• **Given task**: Return the entries below verbatim. Pictures stay out.

Collected data:

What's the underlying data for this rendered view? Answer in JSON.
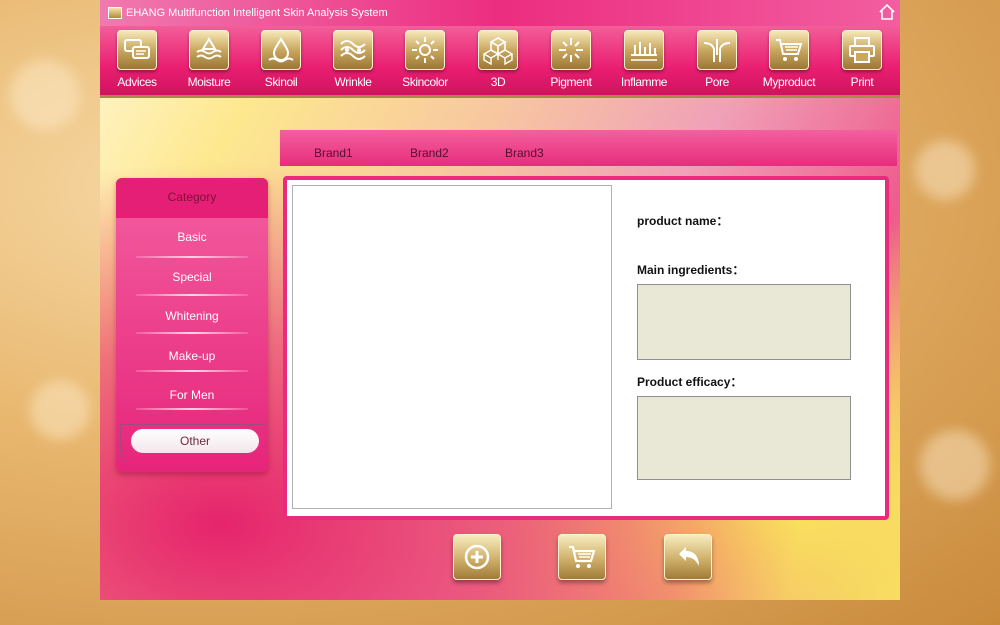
{
  "window": {
    "title": "EHANG Multifunction Intelligent Skin Analysis System"
  },
  "toolbar": [
    {
      "label": "Advices",
      "icon": "chat-bubbles-icon"
    },
    {
      "label": "Moisture",
      "icon": "water-level-icon"
    },
    {
      "label": "Skinoil",
      "icon": "oil-drop-icon"
    },
    {
      "label": "Wrinkle",
      "icon": "wrinkle-icon"
    },
    {
      "label": "Skincolor",
      "icon": "sun-icon"
    },
    {
      "label": "3D",
      "icon": "cubes-icon"
    },
    {
      "label": "Pigment",
      "icon": "sparkle-icon"
    },
    {
      "label": "Inflamme",
      "icon": "inflammation-icon"
    },
    {
      "label": "Pore",
      "icon": "pore-icon"
    },
    {
      "label": "Myproduct",
      "icon": "cart-icon"
    },
    {
      "label": "Print",
      "icon": "printer-icon"
    }
  ],
  "brand_tabs": [
    "Brand1",
    "Brand2",
    "Brand3"
  ],
  "sidebar": {
    "header": "Category",
    "items": [
      "Basic",
      "Special",
      "Whitening",
      "Make-up",
      "For Men",
      "Other"
    ],
    "selected": "Other"
  },
  "product": {
    "name_label": "product name：",
    "ingredients_label": "Main ingredients：",
    "efficacy_label": "Product efficacy："
  },
  "bottom_buttons": [
    {
      "icon": "add-icon"
    },
    {
      "icon": "cart-icon"
    },
    {
      "icon": "back-arrow-icon"
    }
  ],
  "colors": {
    "accent_pink": "#e6257a",
    "gold": "#c9a760"
  }
}
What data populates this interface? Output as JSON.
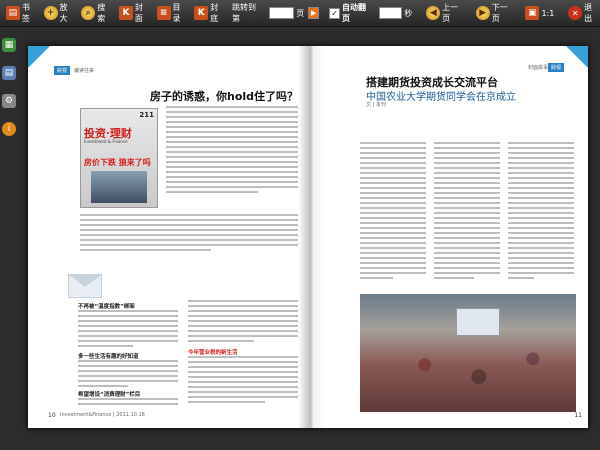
{
  "toolbar": {
    "bookmark_label": "书签",
    "zoom_in_label": "放大",
    "search_label": "搜索",
    "cover_label": "封面",
    "toc_label": "目录",
    "back_cover_label": "封底",
    "jump_label": "跳转到第",
    "page_unit": "页",
    "autoflip_label": "自动翻页",
    "seconds_unit": "秒",
    "prev_label": "上一页",
    "next_label": "下一页",
    "ratio_label": "1:1",
    "exit_label": "退出"
  },
  "left_page": {
    "section_tag": "财视",
    "section_label": "编读往来",
    "headline": "房子的诱惑，你hold住了吗？",
    "cover": {
      "title": "投资·理财",
      "subtitle": "Investment & Finance",
      "issue": "211",
      "cover_line": "房价下跌 狼来了吗"
    },
    "sub1": "不再被“温度指数”绑架",
    "sub2": "多一些生活有趣的好知道",
    "sub3": "希望增设“消费理财”栏目",
    "sub4": "今年营业税的新生活",
    "page_number": "10",
    "footer": "Investment&Finance | 2011.10.16"
  },
  "right_page": {
    "section_tag": "财视",
    "section_label": "封面故事",
    "title": "搭建期货投资成长交流平台",
    "subtitle": "中国农业大学期货同学会在京成立",
    "byline": "文 | 本刊",
    "page_number": "11"
  }
}
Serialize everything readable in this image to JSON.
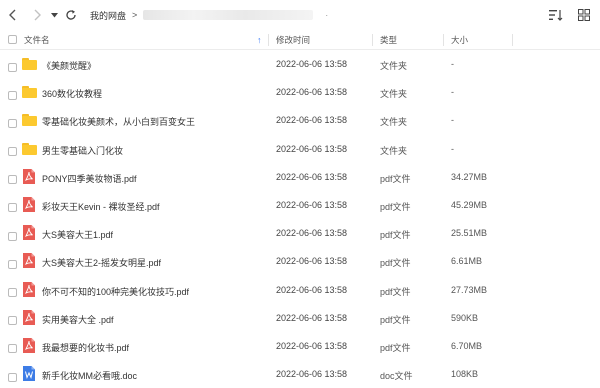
{
  "toolbar": {
    "back_icon": "chevron-left-icon",
    "forward_icon": "chevron-right-icon",
    "history_icon": "caret-down-icon",
    "refresh_icon": "refresh-icon",
    "breadcrumb_root": "我的网盘",
    "breadcrumb_sep": ">",
    "breadcrumb_trailing": "·",
    "sort_icon": "sort-list-icon",
    "grid_icon": "grid-view-icon"
  },
  "columns": {
    "name": "文件名",
    "sort_arrow": "↑",
    "modified": "修改时间",
    "type": "类型",
    "size": "大小"
  },
  "colors": {
    "folder": "#fcc92f",
    "pdf": "#e85b54",
    "doc": "#3d7ce6",
    "sort_accent": "#3b7bf7"
  },
  "files": [
    {
      "name": "《美颜觉醒》",
      "modified": "2022-06-06 13:58",
      "type": "文件夹",
      "size": "-",
      "icon": "folder"
    },
    {
      "name": "360数化妆教程",
      "modified": "2022-06-06 13:58",
      "type": "文件夹",
      "size": "-",
      "icon": "folder"
    },
    {
      "name": "零基础化妆美颜术，从小白到百变女王",
      "modified": "2022-06-06 13:58",
      "type": "文件夹",
      "size": "-",
      "icon": "folder"
    },
    {
      "name": "男生零基础入门化妆",
      "modified": "2022-06-06 13:58",
      "type": "文件夹",
      "size": "-",
      "icon": "folder"
    },
    {
      "name": "PONY四季美妆物语.pdf",
      "modified": "2022-06-06 13:58",
      "type": "pdf文件",
      "size": "34.27MB",
      "icon": "pdf"
    },
    {
      "name": "彩妆天王Kevin - 裸妆圣经.pdf",
      "modified": "2022-06-06 13:58",
      "type": "pdf文件",
      "size": "45.29MB",
      "icon": "pdf"
    },
    {
      "name": "大S美容大王1.pdf",
      "modified": "2022-06-06 13:58",
      "type": "pdf文件",
      "size": "25.51MB",
      "icon": "pdf"
    },
    {
      "name": "大S美容大王2-摇发女明星.pdf",
      "modified": "2022-06-06 13:58",
      "type": "pdf文件",
      "size": "6.61MB",
      "icon": "pdf"
    },
    {
      "name": "你不可不知的100种完美化妆技巧.pdf",
      "modified": "2022-06-06 13:58",
      "type": "pdf文件",
      "size": "27.73MB",
      "icon": "pdf"
    },
    {
      "name": "实用美容大全 .pdf",
      "modified": "2022-06-06 13:58",
      "type": "pdf文件",
      "size": "590KB",
      "icon": "pdf"
    },
    {
      "name": "我最想要的化妆书.pdf",
      "modified": "2022-06-06 13:58",
      "type": "pdf文件",
      "size": "6.70MB",
      "icon": "pdf"
    },
    {
      "name": "新手化妆MM必看哦.doc",
      "modified": "2022-06-06 13:58",
      "type": "doc文件",
      "size": "108KB",
      "icon": "doc"
    }
  ]
}
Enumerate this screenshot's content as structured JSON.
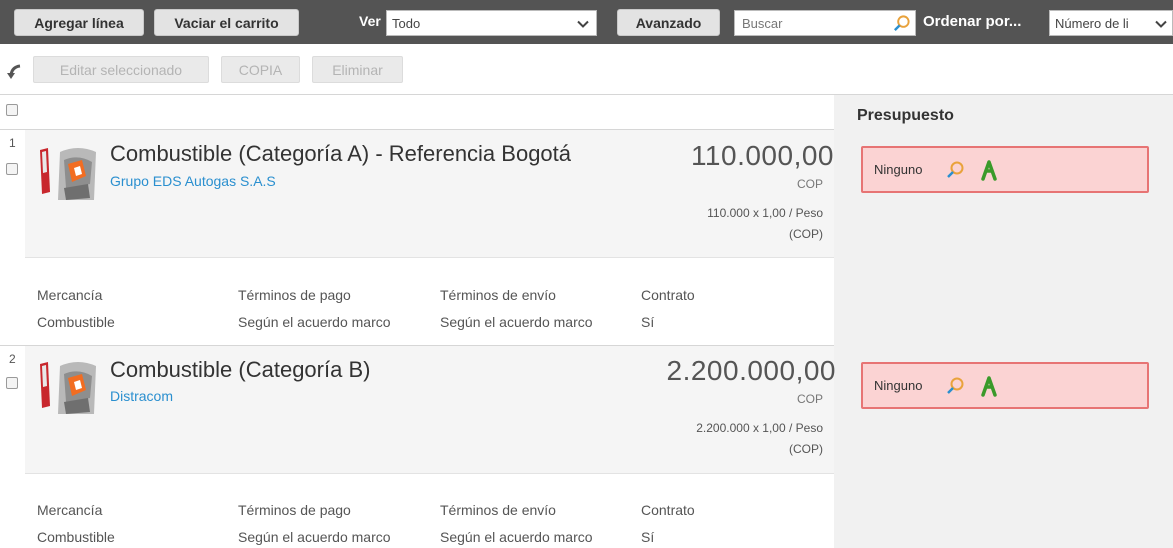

• **Solution**:
What's the underlying data for this rendered view? Answer in JSON.
{
  "window": {
    "title": "EHANG Multifunction Intelligent Skin Analysis System"
  },
  "toolbar": [
    {
      "label": "Advices",
      "icon": "chat-bubbles-icon"
    },
    {
      "label": "Moisture",
      "icon": "water-level-icon"
    },
    {
      "label": "Skinoil",
      "icon": "oil-drop-icon"
    },
    {
      "label": "Wrinkle",
      "icon": "wrinkle-icon"
    },
    {
      "label": "Skincolor",
      "icon": "sun-icon"
    },
    {
      "label": "3D",
      "icon": "cubes-icon"
    },
    {
      "label": "Pigment",
      "icon": "sparkle-icon"
    },
    {
      "label": "Inflamme",
      "icon": "inflammation-icon"
    },
    {
      "label": "Pore",
      "icon": "pore-icon"
    },
    {
      "label": "Myproduct",
      "icon": "cart-icon"
    },
    {
      "label": "Print",
      "icon": "printer-icon"
    }
  ],
  "brand_tabs": [
    "Brand1",
    "Brand2",
    "Brand3"
  ],
  "sidebar": {
    "header": "Category",
    "items": [
      "Basic",
      "Special",
      "Whitening",
      "Make-up",
      "For Men",
      "Other"
    ],
    "selected": "Other"
  },
  "product": {
    "name_label": "product name：",
    "ingredients_label": "Main ingredients：",
    "efficacy_label": "Product efficacy："
  },
  "bottom_buttons": [
    {
      "icon": "add-icon"
    },
    {
      "icon": "cart-icon"
    },
    {
      "icon": "back-arrow-icon"
    }
  ],
  "colors": {
    "accent_pink": "#e6257a",
    "gold": "#c9a760"
  }
}
What data populates this interface? Output as JSON.
{
  "toolbar": {
    "bookmark_label": "书签",
    "zoom_in_label": "放大",
    "search_label": "搜索",
    "cover_label": "封面",
    "toc_label": "目录",
    "back_cover_label": "封底",
    "jump_label": "跳转到第",
    "page_unit": "页",
    "autoflip_label": "自动翻页",
    "seconds_unit": "秒",
    "prev_label": "上一页",
    "next_label": "下一页",
    "ratio_label": "1:1",
    "exit_label": "退出"
  },
  "left_page": {
    "section_tag": "财视",
    "section_label": "编读往来",
    "headline": "房子的诱惑，你hold住了吗？",
    "cover": {
      "title": "投资·理财",
      "subtitle": "Investment & Finance",
      "issue": "211",
      "cover_line": "房价下跌 狼来了吗"
    },
    "sub1": "不再被“温度指数”绑架",
    "sub2": "多一些生活有趣的好知道",
    "sub3": "希望增设“消费理财”栏目",
    "sub4": "今年营业税的新生活",
    "page_number": "10",
    "footer": "Investment&Finance | 2011.10.16"
  },
  "right_page": {
    "section_tag": "财视",
    "section_label": "封面故事",
    "title": "搭建期货投资成长交流平台",
    "subtitle": "中国农业大学期货同学会在京成立",
    "byline": "文 | 本刊",
    "page_number": "11"
  }
}
Serialize everything readable in this image to JSON.
{
  "toolbar": {
    "back_icon": "chevron-left-icon",
    "forward_icon": "chevron-right-icon",
    "history_icon": "caret-down-icon",
    "refresh_icon": "refresh-icon",
    "breadcrumb_root": "我的网盘",
    "breadcrumb_sep": ">",
    "breadcrumb_trailing": "·",
    "sort_icon": "sort-list-icon",
    "grid_icon": "grid-view-icon"
  },
  "columns": {
    "name": "文件名",
    "sort_arrow": "↑",
    "modified": "修改时间",
    "type": "类型",
    "size": "大小"
  },
  "colors": {
    "folder": "#fcc92f",
    "pdf": "#e85b54",
    "doc": "#3d7ce6",
    "sort_accent": "#3b7bf7"
  },
  "files": [
    {
      "name": "《美颜觉醒》",
      "modified": "2022-06-06 13:58",
      "type": "文件夹",
      "size": "-",
      "icon": "folder"
    },
    {
      "name": "360数化妆教程",
      "modified": "2022-06-06 13:58",
      "type": "文件夹",
      "size": "-",
      "icon": "folder"
    },
    {
      "name": "零基础化妆美颜术，从小白到百变女王",
      "modified": "2022-06-06 13:58",
      "type": "文件夹",
      "size": "-",
      "icon": "folder"
    },
    {
      "name": "男生零基础入门化妆",
      "modified": "2022-06-06 13:58",
      "type": "文件夹",
      "size": "-",
      "icon": "folder"
    },
    {
      "name": "PONY四季美妆物语.pdf",
      "modified": "2022-06-06 13:58",
      "type": "pdf文件",
      "size": "34.27MB",
      "icon": "pdf"
    },
    {
      "name": "彩妆天王Kevin - 裸妆圣经.pdf",
      "modified": "2022-06-06 13:58",
      "type": "pdf文件",
      "size": "45.29MB",
      "icon": "pdf"
    },
    {
      "name": "大S美容大王1.pdf",
      "modified": "2022-06-06 13:58",
      "type": "pdf文件",
      "size": "25.51MB",
      "icon": "pdf"
    },
    {
      "name": "大S美容大王2-摇发女明星.pdf",
      "modified": "2022-06-06 13:58",
      "type": "pdf文件",
      "size": "6.61MB",
      "icon": "pdf"
    },
    {
      "name": "你不可不知的100种完美化妆技巧.pdf",
      "modified": "2022-06-06 13:58",
      "type": "pdf文件",
      "size": "27.73MB",
      "icon": "pdf"
    },
    {
      "name": "实用美容大全 .pdf",
      "modified": "2022-06-06 13:58",
      "type": "pdf文件",
      "size": "590KB",
      "icon": "pdf"
    },
    {
      "name": "我最想要的化妆书.pdf",
      "modified": "2022-06-06 13:58",
      "type": "pdf文件",
      "size": "6.70MB",
      "icon": "pdf"
    },
    {
      "name": "新手化妆MM必看哦.doc",
      "modified": "2022-06-06 13:58",
      "type": "doc文件",
      "size": "108KB",
      "icon": "doc"
    }
  ]
}
Enumerate this screenshot's content as structured JSON.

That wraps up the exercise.